Exercise details:
Transcribe the records in full, keeping every character as it is.

Dataset items:
<<<<
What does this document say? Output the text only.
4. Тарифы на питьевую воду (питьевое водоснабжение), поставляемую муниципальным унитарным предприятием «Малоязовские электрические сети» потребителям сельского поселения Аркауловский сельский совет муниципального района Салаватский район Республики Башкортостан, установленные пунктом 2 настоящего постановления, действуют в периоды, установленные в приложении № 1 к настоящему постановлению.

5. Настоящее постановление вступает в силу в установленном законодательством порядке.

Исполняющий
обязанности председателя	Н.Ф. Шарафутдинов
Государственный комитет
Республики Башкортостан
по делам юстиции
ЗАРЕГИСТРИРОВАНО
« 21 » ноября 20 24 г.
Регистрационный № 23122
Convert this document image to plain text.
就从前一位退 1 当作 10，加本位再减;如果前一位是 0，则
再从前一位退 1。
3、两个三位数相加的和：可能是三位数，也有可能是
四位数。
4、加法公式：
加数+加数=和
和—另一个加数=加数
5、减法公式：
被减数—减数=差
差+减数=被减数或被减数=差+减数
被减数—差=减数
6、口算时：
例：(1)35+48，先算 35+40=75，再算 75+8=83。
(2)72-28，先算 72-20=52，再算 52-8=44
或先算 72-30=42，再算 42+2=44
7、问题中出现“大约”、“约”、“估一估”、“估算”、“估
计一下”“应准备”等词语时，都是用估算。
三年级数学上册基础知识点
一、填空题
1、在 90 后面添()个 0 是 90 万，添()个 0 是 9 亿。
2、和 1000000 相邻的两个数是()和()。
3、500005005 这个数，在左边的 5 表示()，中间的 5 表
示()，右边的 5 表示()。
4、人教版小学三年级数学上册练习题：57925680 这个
>>>>
Exercise result:
What does this document say? Output the text only.
4. Тарифы на питьевую воду (питьевое водоснабжение), поставляемую муниципальным унитарным предприятием «Малоязовские электрические сети» потребителям сельского поселения Аркауловский сельский совет муниципального района Салаватский район Республики Башкортостан, установленные пунктом 2 настоящего постановления, действуют в периоды, установленные в приложении № 1 к настоящему постановлению.

5. Настоящее постановление вступает в силу в установленном законодательством порядке.

Исполняющий
обязанности председателя	Н.Ф. Шарафутдинов
Государственный комитет
Республики Башкортостан
по делам юстиции
ЗАРЕГИСТРИРОВАНО
« 21 » ноября 20 24 г.
Регистрационный № 23122
Convert this document image to plain text.
就从前一位退 1 当作 10，加本位再减;如果前一位是 0，则
再从前一位退 1。
3、两个三位数相加的和：可能是三位数，也有可能是
四位数。
4、加法公式：
加数+加数=和
和—另一个加数=加数
5、减法公式：
被减数—减数=差
差+减数=被减数或被减数=差+减数
被减数—差=减数
6、口算时：
例：(1)35+48，先算 35+40=75，再算 75+8=83。
(2)72-28，先算 72-20=52，再算 52-8=44
或先算 72-30=42，再算 42+2=44
7、问题中出现“大约”、“约”、“估一估”、“估算”、“估
计一下”“应准备”等词语时，都是用估算。
三年级数学上册基础知识点
一、填空题
1、在 90 后面添()个 0 是 90 万，添()个 0 是 9 亿。
2、和 1000000 相邻的两个数是()和()。
3、500005005 这个数，在左边的 5 表示()，中间的 5 表
示()，右边的 5 表示()。
4、人教版小学三年级数学上册练习题：57925680 这个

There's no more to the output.